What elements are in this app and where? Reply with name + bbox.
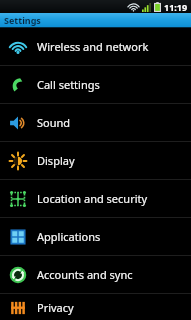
button[interactable]: Applications [0,218,191,255]
staticText: Display [37,153,75,168]
button[interactable]: Location and security [0,180,191,217]
staticText: Privacy [37,300,74,315]
staticText: 11:19 [164,1,188,13]
button[interactable]: Sound [0,104,191,141]
button[interactable]: Privacy [0,294,191,320]
staticText: Sound [37,115,71,130]
staticText: Settings [4,14,41,26]
staticText: Applications [37,229,101,244]
button[interactable]: Display [0,142,191,179]
button[interactable]: Wireless and network [0,28,191,65]
button[interactable]: Call settings [0,66,191,103]
staticText: Location and security [37,191,148,206]
button[interactable]: Accounts and sync [0,256,191,293]
staticText: Wireless and network [37,39,149,54]
staticText: Call settings [37,77,100,92]
staticText: Accounts and sync [37,267,133,282]
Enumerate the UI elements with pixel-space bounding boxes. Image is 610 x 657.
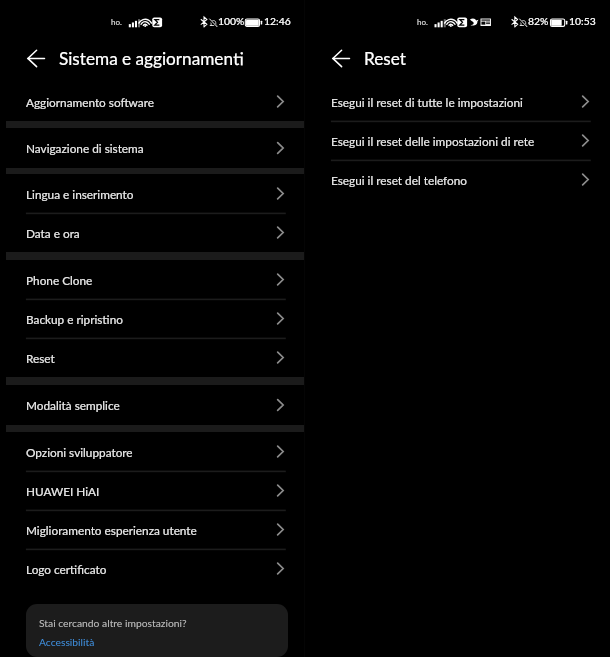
button[interactable]: Aggiornamento software: [0, 82, 305, 121]
staticText: Modalità semplice: [26, 398, 120, 412]
staticText: Opzioni sviluppatore: [26, 445, 133, 459]
staticText: 12:46: [264, 15, 291, 27]
button[interactable]: Opzioni sviluppatore: [0, 432, 305, 471]
staticText: Logo certificato: [26, 562, 107, 576]
staticText: Esegui il reset delle impostazioni di re…: [331, 134, 535, 148]
button[interactable]: Logo certificato: [0, 549, 305, 588]
staticText: Esegui il reset di tutte le impostazioni: [331, 95, 523, 109]
staticText: Reset: [364, 48, 406, 69]
button[interactable]: Back: [24, 46, 48, 70]
button[interactable]: Esegui il reset delle impostazioni di re…: [305, 121, 610, 160]
button[interactable]: Phone Clone: [0, 260, 305, 299]
button[interactable]: Esegui il reset di tutte le impostazioni: [305, 82, 610, 121]
button[interactable]: Lingua e inserimento: [0, 174, 305, 213]
staticText: Phone Clone: [26, 273, 93, 287]
staticText: Accessibilità: [39, 636, 95, 648]
button[interactable]: Stai cercando altre impostazioni?: [26, 604, 288, 657]
staticText: Aggiornamento software: [26, 95, 154, 109]
button[interactable]: Data e ora: [0, 213, 305, 252]
staticText: 10:53: [569, 15, 596, 27]
button[interactable]: Reset: [0, 338, 305, 377]
button[interactable]: Navigazione di sistema: [0, 128, 305, 168]
staticText: 100%: [218, 15, 245, 27]
staticText: 82%: [528, 15, 549, 27]
staticText: Stai cercando altre impostazioni?: [39, 617, 187, 629]
button[interactable]: Backup e ripristino: [0, 299, 305, 338]
staticText: ho.: [111, 17, 122, 27]
staticText: Reset: [26, 351, 55, 365]
staticText: Data e ora: [26, 226, 80, 240]
staticText: Sistema e aggiornamenti: [59, 48, 244, 69]
button[interactable]: Modalità semplice: [0, 385, 305, 425]
button[interactable]: HUAWEI HiAI: [0, 471, 305, 510]
staticText: HUAWEI HiAI: [26, 484, 100, 498]
staticText: ho.: [417, 17, 428, 27]
button[interactable]: Miglioramento esperienza utente: [0, 510, 305, 549]
staticText: Miglioramento esperienza utente: [26, 523, 197, 537]
staticText: Esegui il reset del telefono: [331, 173, 468, 187]
staticText: Navigazione di sistema: [26, 141, 144, 155]
button[interactable]: Back: [329, 46, 353, 70]
button[interactable]: Esegui il reset del telefono: [305, 160, 610, 199]
staticText: Backup e ripristino: [26, 312, 123, 326]
staticText: Lingua e inserimento: [26, 187, 134, 201]
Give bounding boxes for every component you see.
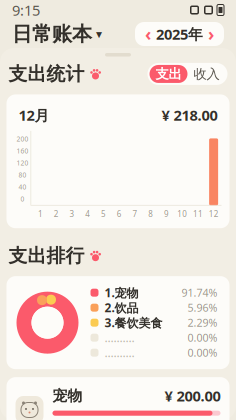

○ ○ ○ ○ ○

Extract every line of the data above in its original wording and order, omitting the pictures.

CORRECT RESULT »
What elements are in this app and where? Reply with name + bbox.
button[interactable]: Applications [0,218,191,255]
staticText: Display [37,153,75,168]
button[interactable]: Location and security [0,180,191,217]
staticText: Privacy [37,300,74,315]
staticText: 11:19 [164,1,188,13]
button[interactable]: Sound [0,104,191,141]
button[interactable]: Privacy [0,294,191,320]
staticText: Sound [37,115,71,130]
staticText: Settings [4,14,41,26]
staticText: Applications [37,229,101,244]
button[interactable]: Display [0,142,191,179]
button[interactable]: Wireless and network [0,28,191,65]
button[interactable]: Call settings [0,66,191,103]
staticText: Location and security [37,191,148,206]
button[interactable]: Accounts and sync [0,256,191,293]
staticText: Wireless and network [37,39,149,54]
staticText: Call settings [37,77,100,92]
staticText: Accounts and sync [37,267,133,282]
Enumerate the UI elements with pixel-space bounding boxes. Image is 610 x 657.
button[interactable]: Aggiornamento software: [0, 82, 305, 121]
staticText: Modalità semplice: [26, 398, 120, 412]
staticText: Opzioni sviluppatore: [26, 445, 133, 459]
staticText: 12:46: [264, 15, 291, 27]
button[interactable]: Opzioni sviluppatore: [0, 432, 305, 471]
staticText: Logo certificato: [26, 562, 107, 576]
staticText: Esegui il reset delle impostazioni di re…: [331, 134, 535, 148]
button[interactable]: Logo certificato: [0, 549, 305, 588]
staticText: Esegui il reset di tutte le impostazioni: [331, 95, 523, 109]
staticText: Reset: [364, 48, 406, 69]
button[interactable]: Back: [24, 46, 48, 70]
button[interactable]: Esegui il reset delle impostazioni di re…: [305, 121, 610, 160]
button[interactable]: Phone Clone: [0, 260, 305, 299]
button[interactable]: Esegui il reset di tutte le impostazioni: [305, 82, 610, 121]
button[interactable]: Lingua e inserimento: [0, 174, 305, 213]
staticText: Phone Clone: [26, 273, 93, 287]
staticText: Accessibilità: [39, 636, 95, 648]
button[interactable]: Stai cercando altre impostazioni?: [26, 604, 288, 657]
staticText: Aggiornamento software: [26, 95, 154, 109]
button[interactable]: Data e ora: [0, 213, 305, 252]
staticText: 10:53: [569, 15, 596, 27]
button[interactable]: Reset: [0, 338, 305, 377]
button[interactable]: Navigazione di sistema: [0, 128, 305, 168]
staticText: 100%: [218, 15, 245, 27]
staticText: 82%: [528, 15, 549, 27]
staticText: Stai cercando altre impostazioni?: [39, 617, 187, 629]
button[interactable]: Backup e ripristino: [0, 299, 305, 338]
staticText: ho.: [111, 17, 122, 27]
staticText: Reset: [26, 351, 55, 365]
staticText: Data e ora: [26, 226, 80, 240]
staticText: Sistema e aggiornamenti: [59, 48, 244, 69]
button[interactable]: Modalità semplice: [0, 385, 305, 425]
button[interactable]: HUAWEI HiAI: [0, 471, 305, 510]
staticText: HUAWEI HiAI: [26, 484, 100, 498]
staticText: ho.: [417, 17, 428, 27]
button[interactable]: Miglioramento esperienza utente: [0, 510, 305, 549]
staticText: Miglioramento esperienza utente: [26, 523, 197, 537]
staticText: Esegui il reset del telefono: [331, 173, 468, 187]
staticText: Navigazione di sistema: [26, 141, 144, 155]
button[interactable]: Back: [329, 46, 353, 70]
button[interactable]: Esegui il reset del telefono: [305, 160, 610, 199]
staticText: Backup e ripristino: [26, 312, 123, 326]
staticText: Lingua e inserimento: [26, 187, 134, 201]
Give bounding boxes for every component you see.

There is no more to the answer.